WHAT YOU HAVE TO DO:
Leave the pictures out and print every record below exactly as it stands.

SUPPLIED DATA:
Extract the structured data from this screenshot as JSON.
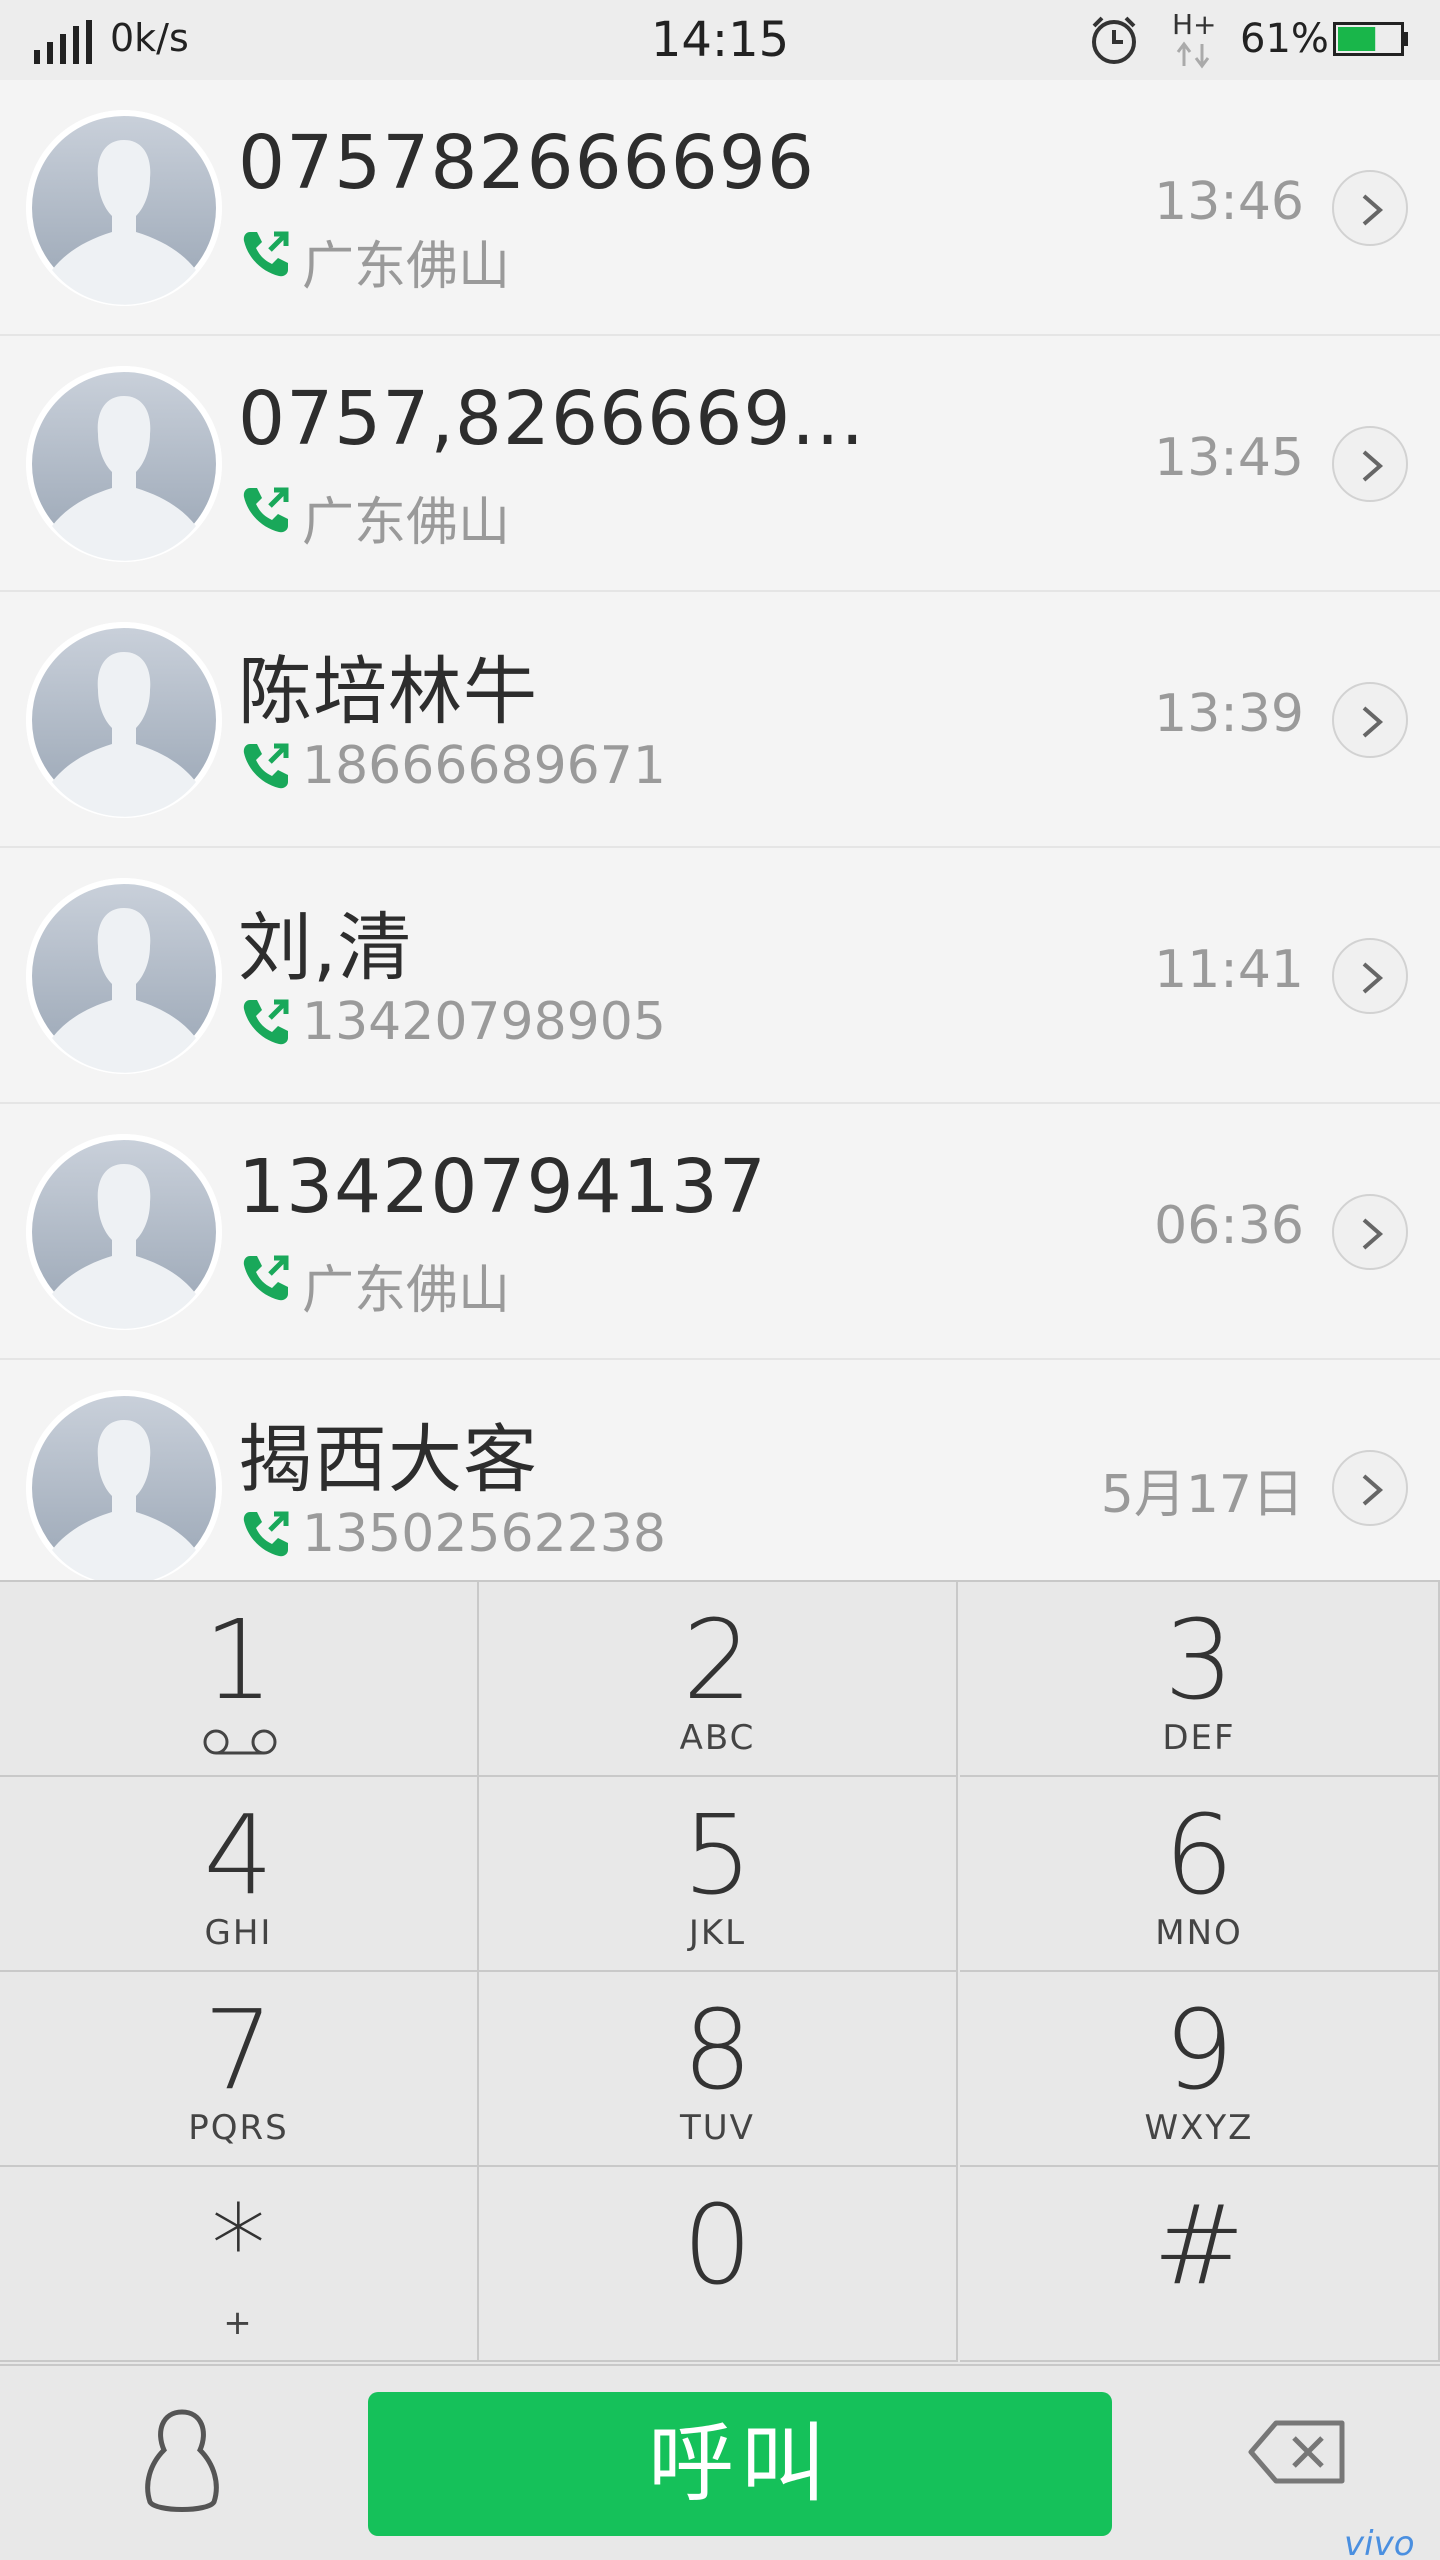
{
  "status_bar": {
    "net_speed": "0k/s",
    "time": "14:15",
    "network_type": "H+",
    "battery_percent": "61%",
    "battery_level": 0.61,
    "battery_color": "#19b64a"
  },
  "call_log": [
    {
      "name": "075782666696",
      "sub": "广东佛山",
      "time": "13:46"
    },
    {
      "name": "0757,8266669...",
      "sub": "广东佛山",
      "time": "13:45"
    },
    {
      "name": "陈培林牛",
      "sub": "18666689671",
      "time": "13:39"
    },
    {
      "name": "刘,清",
      "sub": "13420798905",
      "time": "11:41"
    },
    {
      "name": "13420794137",
      "sub": "广东佛山",
      "time": "06:36"
    },
    {
      "name": "揭西大客",
      "sub": "13502562238",
      "time": "5月17日"
    }
  ],
  "dialpad": {
    "keys": [
      {
        "digit": "1",
        "letters": ""
      },
      {
        "digit": "2",
        "letters": "ABC"
      },
      {
        "digit": "3",
        "letters": "DEF"
      },
      {
        "digit": "4",
        "letters": "GHI"
      },
      {
        "digit": "5",
        "letters": "JKL"
      },
      {
        "digit": "6",
        "letters": "MNO"
      },
      {
        "digit": "7",
        "letters": "PQRS"
      },
      {
        "digit": "8",
        "letters": "TUV"
      },
      {
        "digit": "9",
        "letters": "WXYZ"
      },
      {
        "digit": "*",
        "letters": "+"
      },
      {
        "digit": "0",
        "letters": ""
      },
      {
        "digit": "#",
        "letters": ""
      }
    ]
  },
  "bottom_bar": {
    "call_label": "呼叫",
    "call_color": "#15c15a",
    "icons": [
      "contacts-icon",
      "backspace-icon"
    ]
  },
  "brand": "vivo",
  "colors": {
    "accent_green": "#15c15a",
    "phone_icon_green": "#19a85a"
  }
}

EXPECTED ANSWER:
Extract the structured data from this screenshot as JSON.
{
  "status_bar": {
    "net_speed": "0k/s",
    "time": "14:15",
    "network_type": "H+",
    "battery_percent": "61%",
    "battery_level": 0.61,
    "battery_color": "#19b64a"
  },
  "call_log": [
    {
      "name": "075782666696",
      "sub": "广东佛山",
      "time": "13:46"
    },
    {
      "name": "0757,8266669...",
      "sub": "广东佛山",
      "time": "13:45"
    },
    {
      "name": "陈培林牛",
      "sub": "18666689671",
      "time": "13:39"
    },
    {
      "name": "刘,清",
      "sub": "13420798905",
      "time": "11:41"
    },
    {
      "name": "13420794137",
      "sub": "广东佛山",
      "time": "06:36"
    },
    {
      "name": "揭西大客",
      "sub": "13502562238",
      "time": "5月17日"
    }
  ],
  "dialpad": {
    "keys": [
      {
        "digit": "1",
        "letters": ""
      },
      {
        "digit": "2",
        "letters": "ABC"
      },
      {
        "digit": "3",
        "letters": "DEF"
      },
      {
        "digit": "4",
        "letters": "GHI"
      },
      {
        "digit": "5",
        "letters": "JKL"
      },
      {
        "digit": "6",
        "letters": "MNO"
      },
      {
        "digit": "7",
        "letters": "PQRS"
      },
      {
        "digit": "8",
        "letters": "TUV"
      },
      {
        "digit": "9",
        "letters": "WXYZ"
      },
      {
        "digit": "*",
        "letters": "+"
      },
      {
        "digit": "0",
        "letters": ""
      },
      {
        "digit": "#",
        "letters": ""
      }
    ]
  },
  "bottom_bar": {
    "call_label": "呼叫",
    "call_color": "#15c15a",
    "icons": [
      "contacts-icon",
      "backspace-icon"
    ]
  },
  "brand": "vivo",
  "colors": {
    "accent_green": "#15c15a",
    "phone_icon_green": "#19a85a"
  }
}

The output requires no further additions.